> [EXERCISE OBJECTIVE]: Each line of the material below that holds the word "tassi" needs to be copied.

══════════

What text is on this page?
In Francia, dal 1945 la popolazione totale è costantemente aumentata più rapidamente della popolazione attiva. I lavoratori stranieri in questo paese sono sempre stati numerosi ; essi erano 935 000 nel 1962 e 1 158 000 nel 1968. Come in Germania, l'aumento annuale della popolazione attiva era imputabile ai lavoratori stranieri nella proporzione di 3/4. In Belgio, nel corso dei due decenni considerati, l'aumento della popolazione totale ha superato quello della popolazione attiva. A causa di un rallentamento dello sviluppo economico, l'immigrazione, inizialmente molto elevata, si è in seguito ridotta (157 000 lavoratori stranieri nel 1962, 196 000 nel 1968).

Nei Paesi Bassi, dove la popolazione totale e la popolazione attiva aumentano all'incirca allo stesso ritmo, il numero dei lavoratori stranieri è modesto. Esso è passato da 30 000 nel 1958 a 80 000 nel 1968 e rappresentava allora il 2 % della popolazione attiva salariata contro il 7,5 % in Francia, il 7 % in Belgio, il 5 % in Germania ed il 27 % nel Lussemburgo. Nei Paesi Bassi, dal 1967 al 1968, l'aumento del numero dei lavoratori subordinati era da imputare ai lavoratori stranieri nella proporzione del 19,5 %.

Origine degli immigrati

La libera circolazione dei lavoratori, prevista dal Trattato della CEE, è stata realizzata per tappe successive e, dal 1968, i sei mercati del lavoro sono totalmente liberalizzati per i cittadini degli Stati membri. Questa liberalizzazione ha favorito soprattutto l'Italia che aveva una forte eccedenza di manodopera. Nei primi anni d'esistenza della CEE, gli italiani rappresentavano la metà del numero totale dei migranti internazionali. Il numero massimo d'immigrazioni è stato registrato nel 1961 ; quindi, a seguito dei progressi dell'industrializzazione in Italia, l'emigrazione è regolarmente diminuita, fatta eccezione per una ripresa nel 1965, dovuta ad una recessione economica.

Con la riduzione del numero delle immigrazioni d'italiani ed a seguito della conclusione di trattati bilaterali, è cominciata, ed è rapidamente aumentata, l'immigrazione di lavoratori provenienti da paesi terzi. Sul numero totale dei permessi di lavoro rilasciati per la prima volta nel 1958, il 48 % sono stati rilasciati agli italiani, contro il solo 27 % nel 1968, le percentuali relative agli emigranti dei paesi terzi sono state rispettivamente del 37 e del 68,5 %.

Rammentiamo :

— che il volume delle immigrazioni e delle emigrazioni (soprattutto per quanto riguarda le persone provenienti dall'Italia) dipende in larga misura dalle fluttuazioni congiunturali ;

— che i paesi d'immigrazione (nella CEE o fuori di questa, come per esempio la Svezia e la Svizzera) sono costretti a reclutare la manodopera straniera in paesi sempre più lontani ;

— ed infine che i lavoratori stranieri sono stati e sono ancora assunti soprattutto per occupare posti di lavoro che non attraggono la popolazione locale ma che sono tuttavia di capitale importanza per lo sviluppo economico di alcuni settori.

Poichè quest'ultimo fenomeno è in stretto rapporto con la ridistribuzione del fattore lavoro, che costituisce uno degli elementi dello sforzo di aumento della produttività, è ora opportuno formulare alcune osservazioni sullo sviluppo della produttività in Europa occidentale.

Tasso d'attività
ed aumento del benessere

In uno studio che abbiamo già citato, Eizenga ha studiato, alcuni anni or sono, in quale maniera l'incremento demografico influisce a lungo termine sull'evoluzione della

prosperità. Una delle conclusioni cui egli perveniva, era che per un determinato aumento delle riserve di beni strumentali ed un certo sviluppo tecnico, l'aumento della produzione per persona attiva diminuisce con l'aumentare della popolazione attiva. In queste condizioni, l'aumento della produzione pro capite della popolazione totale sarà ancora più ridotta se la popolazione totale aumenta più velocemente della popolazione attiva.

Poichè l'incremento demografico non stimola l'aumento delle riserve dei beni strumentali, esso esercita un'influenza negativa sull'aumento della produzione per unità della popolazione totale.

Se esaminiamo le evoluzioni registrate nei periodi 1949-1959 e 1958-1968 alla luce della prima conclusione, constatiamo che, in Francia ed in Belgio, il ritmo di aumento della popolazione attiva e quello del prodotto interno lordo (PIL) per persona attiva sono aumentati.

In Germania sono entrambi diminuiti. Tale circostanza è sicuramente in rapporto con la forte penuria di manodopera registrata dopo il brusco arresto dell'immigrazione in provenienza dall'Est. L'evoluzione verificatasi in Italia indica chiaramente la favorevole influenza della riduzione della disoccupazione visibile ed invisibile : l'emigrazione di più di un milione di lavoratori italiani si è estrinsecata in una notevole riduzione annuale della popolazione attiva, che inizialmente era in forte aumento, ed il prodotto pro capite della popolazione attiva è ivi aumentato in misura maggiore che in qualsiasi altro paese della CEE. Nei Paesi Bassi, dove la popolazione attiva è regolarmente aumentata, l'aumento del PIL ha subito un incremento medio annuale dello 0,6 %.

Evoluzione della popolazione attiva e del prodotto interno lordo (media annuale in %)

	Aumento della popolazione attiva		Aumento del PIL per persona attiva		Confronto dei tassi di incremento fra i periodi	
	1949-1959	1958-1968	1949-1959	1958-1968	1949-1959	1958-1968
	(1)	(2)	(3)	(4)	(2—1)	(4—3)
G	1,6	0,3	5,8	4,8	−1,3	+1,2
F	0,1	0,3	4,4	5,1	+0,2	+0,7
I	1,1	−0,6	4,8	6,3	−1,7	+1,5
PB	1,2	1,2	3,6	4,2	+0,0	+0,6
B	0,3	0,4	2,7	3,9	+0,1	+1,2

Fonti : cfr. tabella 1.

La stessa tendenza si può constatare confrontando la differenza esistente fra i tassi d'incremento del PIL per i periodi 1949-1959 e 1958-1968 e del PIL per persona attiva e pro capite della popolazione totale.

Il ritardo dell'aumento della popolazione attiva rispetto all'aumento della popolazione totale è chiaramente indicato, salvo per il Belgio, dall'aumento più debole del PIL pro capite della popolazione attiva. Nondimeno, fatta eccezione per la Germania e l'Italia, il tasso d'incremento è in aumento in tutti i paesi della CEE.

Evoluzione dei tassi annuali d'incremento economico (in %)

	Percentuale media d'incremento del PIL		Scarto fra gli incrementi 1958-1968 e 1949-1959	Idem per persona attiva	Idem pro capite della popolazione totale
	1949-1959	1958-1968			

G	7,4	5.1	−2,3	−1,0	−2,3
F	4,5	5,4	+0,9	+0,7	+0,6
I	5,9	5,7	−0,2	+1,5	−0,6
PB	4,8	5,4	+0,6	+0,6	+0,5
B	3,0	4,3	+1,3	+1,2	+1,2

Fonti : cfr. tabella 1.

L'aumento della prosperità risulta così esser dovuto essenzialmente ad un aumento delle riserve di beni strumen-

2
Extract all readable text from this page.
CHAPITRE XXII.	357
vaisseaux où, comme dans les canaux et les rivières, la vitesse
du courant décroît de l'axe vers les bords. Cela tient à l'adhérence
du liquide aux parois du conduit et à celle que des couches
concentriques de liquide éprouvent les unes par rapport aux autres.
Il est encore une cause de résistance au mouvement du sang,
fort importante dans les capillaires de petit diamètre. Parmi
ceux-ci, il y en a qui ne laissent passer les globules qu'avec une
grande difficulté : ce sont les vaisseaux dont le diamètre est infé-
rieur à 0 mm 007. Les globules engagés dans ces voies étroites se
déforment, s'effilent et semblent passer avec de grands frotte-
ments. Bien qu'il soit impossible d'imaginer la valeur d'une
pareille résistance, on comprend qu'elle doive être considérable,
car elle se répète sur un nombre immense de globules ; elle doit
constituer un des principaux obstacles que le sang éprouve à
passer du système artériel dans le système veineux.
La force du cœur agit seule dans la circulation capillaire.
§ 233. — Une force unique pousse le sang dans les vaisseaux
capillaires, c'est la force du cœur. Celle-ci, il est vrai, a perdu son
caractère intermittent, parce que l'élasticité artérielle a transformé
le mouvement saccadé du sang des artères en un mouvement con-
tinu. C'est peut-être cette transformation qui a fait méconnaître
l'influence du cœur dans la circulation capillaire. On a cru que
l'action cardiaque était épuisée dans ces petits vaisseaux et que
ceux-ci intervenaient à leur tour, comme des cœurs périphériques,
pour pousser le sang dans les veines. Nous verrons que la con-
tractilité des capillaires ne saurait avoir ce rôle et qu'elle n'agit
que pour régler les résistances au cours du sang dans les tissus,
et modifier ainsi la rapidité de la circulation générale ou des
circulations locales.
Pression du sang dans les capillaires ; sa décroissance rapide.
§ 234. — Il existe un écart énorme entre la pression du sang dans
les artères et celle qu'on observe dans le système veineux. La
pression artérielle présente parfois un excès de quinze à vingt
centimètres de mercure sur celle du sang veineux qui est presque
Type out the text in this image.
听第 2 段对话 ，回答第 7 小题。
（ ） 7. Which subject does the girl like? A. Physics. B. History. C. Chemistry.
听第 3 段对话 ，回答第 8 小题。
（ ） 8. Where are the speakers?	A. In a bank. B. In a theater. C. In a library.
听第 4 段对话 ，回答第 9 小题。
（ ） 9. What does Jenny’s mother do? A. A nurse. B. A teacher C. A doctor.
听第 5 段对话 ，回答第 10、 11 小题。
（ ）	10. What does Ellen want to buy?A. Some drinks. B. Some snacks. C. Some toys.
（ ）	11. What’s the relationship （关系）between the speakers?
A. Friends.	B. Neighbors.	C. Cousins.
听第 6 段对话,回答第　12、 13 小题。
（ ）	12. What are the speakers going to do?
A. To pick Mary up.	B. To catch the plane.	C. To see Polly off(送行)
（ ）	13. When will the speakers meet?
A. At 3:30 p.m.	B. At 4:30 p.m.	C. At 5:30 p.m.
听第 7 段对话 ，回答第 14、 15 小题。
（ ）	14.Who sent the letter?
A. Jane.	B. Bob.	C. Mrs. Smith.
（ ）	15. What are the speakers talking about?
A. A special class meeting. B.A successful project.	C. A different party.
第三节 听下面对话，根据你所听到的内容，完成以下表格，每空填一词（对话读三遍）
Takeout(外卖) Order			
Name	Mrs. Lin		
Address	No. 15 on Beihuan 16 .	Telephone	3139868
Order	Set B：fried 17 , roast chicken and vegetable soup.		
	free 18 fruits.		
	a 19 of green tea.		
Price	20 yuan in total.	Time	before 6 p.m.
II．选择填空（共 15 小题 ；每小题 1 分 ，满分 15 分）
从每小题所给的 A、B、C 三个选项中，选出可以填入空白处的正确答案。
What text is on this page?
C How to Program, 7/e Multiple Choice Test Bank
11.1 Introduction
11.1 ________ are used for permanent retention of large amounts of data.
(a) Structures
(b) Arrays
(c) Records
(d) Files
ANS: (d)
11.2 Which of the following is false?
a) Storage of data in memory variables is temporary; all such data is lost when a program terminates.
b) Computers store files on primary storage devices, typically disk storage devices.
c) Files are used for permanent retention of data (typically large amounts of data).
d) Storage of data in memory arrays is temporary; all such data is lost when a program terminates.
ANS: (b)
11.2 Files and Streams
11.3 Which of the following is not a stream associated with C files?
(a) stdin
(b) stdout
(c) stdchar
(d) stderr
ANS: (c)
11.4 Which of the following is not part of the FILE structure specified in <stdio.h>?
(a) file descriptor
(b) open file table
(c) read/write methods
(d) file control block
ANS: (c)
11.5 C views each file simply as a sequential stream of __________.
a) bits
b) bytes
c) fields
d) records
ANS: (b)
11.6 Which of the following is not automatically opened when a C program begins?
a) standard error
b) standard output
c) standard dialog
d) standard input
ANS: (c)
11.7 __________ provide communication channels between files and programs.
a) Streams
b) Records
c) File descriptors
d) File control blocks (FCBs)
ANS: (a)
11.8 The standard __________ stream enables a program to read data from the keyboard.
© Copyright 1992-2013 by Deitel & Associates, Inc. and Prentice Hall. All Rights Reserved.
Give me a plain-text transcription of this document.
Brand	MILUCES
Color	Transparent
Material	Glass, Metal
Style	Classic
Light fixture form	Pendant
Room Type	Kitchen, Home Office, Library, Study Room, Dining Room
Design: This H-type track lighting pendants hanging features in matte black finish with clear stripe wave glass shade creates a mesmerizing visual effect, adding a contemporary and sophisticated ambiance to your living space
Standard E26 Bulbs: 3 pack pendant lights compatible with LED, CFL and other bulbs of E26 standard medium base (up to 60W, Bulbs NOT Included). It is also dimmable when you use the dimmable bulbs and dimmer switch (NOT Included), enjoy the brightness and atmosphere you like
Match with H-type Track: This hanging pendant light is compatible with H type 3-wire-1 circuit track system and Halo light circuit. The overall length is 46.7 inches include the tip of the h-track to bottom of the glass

══════════

> [THE OUTPUT]:
	Aumento della popolazione attiva		Aumento del PIL per persona attiva		Confronto dei tassi di incremento fra i periodi	
La stessa tendenza si può constatare confrontando la differenza esistente fra i tassi d'incremento del PIL per i periodi 1949-1959 e 1958-1968 e del PIL per persona attiva e pro capite della popolazione totale.
Evoluzione dei tassi annuali d'incremento economico (in %)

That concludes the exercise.